_DESCRIPTION OF THE TASK_
All lines holding the string "degradation" are to be shown.

--*--

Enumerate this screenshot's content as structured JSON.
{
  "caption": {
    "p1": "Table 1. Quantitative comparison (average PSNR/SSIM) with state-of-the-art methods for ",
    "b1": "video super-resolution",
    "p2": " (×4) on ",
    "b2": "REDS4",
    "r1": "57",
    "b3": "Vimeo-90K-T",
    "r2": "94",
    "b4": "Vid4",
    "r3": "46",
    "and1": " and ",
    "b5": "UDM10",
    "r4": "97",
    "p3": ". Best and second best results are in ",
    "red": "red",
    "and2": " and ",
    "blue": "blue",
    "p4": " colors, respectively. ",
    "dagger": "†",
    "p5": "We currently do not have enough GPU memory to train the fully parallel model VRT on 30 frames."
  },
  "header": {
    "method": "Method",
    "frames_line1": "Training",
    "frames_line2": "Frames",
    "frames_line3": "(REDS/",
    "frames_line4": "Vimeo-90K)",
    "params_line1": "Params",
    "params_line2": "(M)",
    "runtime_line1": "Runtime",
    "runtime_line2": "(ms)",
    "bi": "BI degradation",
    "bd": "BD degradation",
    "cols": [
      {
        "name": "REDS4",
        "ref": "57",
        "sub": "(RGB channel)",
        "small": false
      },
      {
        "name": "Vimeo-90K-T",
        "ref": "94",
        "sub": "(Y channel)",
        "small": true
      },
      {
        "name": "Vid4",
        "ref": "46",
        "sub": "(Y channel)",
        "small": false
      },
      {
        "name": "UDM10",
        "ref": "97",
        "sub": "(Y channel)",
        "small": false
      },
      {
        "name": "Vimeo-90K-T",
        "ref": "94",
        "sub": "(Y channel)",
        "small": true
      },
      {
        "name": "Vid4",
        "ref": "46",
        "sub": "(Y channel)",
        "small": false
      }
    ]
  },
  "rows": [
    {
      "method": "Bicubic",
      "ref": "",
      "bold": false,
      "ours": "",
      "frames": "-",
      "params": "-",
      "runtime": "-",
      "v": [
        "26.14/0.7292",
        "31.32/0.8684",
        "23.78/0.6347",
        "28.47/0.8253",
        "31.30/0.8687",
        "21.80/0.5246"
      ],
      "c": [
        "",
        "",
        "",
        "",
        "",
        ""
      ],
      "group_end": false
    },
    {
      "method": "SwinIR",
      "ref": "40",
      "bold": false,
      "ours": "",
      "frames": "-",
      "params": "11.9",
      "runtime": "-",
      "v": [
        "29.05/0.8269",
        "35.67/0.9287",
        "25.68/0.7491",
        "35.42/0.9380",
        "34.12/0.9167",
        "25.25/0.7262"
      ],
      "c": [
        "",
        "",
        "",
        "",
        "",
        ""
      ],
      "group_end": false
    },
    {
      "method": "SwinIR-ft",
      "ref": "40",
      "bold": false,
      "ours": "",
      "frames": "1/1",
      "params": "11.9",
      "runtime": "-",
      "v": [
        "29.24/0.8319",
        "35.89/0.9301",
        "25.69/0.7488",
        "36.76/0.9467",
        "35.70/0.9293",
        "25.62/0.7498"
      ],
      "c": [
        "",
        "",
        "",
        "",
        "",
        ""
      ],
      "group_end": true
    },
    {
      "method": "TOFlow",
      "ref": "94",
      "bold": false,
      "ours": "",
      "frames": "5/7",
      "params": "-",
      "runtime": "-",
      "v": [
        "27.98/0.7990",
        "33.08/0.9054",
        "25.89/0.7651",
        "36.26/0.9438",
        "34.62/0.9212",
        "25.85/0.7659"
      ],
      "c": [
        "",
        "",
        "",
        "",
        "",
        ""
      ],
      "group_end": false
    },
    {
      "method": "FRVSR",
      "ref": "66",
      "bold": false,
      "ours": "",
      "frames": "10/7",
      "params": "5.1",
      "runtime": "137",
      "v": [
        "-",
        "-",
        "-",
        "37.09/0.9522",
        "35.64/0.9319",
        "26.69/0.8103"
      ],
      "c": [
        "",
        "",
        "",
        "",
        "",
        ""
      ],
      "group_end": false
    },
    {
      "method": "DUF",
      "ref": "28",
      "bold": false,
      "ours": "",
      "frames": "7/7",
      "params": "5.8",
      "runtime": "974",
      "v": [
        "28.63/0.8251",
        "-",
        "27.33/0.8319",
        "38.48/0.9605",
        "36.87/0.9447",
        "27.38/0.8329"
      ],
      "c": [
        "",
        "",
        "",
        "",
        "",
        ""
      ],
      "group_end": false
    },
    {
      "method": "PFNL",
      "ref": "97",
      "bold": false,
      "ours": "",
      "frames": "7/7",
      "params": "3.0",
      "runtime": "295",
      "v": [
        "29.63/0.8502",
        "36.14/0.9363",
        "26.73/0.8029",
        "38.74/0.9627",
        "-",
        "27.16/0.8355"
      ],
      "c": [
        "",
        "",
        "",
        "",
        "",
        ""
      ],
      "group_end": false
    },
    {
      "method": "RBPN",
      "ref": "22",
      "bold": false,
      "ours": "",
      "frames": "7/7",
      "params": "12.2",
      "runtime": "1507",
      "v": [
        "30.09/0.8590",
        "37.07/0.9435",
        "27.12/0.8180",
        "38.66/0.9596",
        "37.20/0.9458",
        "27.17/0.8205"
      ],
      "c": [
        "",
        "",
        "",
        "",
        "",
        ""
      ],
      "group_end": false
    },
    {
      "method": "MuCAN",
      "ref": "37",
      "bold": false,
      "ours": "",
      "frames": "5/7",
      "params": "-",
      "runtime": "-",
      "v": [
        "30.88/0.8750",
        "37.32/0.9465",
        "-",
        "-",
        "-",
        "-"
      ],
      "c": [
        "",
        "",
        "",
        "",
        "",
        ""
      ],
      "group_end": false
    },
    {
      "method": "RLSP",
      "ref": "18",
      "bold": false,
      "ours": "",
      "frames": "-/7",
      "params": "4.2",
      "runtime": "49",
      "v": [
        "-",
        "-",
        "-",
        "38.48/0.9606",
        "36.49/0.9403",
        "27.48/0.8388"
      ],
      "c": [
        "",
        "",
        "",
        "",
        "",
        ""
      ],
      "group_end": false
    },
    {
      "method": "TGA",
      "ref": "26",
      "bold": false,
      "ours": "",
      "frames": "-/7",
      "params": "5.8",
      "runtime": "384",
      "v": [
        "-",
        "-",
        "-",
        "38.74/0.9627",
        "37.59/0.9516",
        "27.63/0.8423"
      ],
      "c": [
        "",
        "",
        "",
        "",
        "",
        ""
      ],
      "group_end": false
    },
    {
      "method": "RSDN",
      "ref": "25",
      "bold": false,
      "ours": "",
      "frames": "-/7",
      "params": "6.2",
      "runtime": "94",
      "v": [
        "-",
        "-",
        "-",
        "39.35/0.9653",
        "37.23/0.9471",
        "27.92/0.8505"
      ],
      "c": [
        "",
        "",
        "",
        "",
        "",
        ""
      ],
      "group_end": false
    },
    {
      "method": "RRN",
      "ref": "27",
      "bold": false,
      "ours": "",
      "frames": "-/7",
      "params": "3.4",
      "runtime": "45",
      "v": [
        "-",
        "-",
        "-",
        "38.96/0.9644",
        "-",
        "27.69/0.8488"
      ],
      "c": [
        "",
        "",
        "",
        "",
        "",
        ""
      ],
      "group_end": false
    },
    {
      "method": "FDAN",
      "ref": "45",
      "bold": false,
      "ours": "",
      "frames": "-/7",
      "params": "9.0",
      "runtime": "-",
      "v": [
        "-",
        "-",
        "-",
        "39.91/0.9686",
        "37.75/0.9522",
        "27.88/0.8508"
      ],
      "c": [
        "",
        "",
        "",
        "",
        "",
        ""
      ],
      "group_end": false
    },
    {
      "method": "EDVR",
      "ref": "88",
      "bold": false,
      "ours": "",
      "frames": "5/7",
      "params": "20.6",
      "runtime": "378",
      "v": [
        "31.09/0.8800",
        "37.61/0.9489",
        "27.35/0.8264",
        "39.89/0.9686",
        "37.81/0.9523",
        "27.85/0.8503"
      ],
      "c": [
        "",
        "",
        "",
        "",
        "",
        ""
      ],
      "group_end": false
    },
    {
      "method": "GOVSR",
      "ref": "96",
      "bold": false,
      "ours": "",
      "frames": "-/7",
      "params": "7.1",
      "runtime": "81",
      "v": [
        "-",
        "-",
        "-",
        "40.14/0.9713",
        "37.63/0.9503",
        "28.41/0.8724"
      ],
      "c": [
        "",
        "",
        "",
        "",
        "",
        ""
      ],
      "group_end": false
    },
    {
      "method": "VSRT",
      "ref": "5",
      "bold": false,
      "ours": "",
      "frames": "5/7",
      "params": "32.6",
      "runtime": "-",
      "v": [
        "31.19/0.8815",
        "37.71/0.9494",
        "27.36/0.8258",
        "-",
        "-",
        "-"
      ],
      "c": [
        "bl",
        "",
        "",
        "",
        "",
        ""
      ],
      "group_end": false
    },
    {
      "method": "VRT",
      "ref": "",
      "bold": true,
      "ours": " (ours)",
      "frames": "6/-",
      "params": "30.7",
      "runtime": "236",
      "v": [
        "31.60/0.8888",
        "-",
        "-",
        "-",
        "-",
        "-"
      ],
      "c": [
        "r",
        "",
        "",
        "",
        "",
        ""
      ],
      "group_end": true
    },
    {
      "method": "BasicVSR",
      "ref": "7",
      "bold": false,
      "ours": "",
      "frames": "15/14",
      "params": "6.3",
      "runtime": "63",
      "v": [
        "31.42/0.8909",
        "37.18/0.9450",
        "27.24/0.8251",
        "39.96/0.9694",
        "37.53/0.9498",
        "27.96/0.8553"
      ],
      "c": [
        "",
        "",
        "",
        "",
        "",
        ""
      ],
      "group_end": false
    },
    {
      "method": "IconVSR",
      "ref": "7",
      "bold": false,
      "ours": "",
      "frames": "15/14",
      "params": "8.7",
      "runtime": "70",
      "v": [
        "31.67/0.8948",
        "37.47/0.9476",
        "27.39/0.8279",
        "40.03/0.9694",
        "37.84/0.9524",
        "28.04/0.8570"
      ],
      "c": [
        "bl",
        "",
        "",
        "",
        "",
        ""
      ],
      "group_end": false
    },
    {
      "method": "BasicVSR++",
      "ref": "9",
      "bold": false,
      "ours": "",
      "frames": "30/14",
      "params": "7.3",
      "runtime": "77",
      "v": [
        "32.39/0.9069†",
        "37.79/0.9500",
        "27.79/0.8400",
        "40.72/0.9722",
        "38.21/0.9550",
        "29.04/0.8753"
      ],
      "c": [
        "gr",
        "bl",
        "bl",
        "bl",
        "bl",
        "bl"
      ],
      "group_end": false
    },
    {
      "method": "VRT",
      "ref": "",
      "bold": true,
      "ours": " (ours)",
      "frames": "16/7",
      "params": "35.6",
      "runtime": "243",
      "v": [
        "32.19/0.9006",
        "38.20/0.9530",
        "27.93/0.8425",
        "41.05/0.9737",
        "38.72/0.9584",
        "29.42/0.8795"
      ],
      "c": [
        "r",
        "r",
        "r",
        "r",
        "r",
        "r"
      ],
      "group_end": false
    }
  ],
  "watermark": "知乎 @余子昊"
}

--*--

_TASK RESULT_
    "bi": "BI degradation",
    "bd": "BD degradation",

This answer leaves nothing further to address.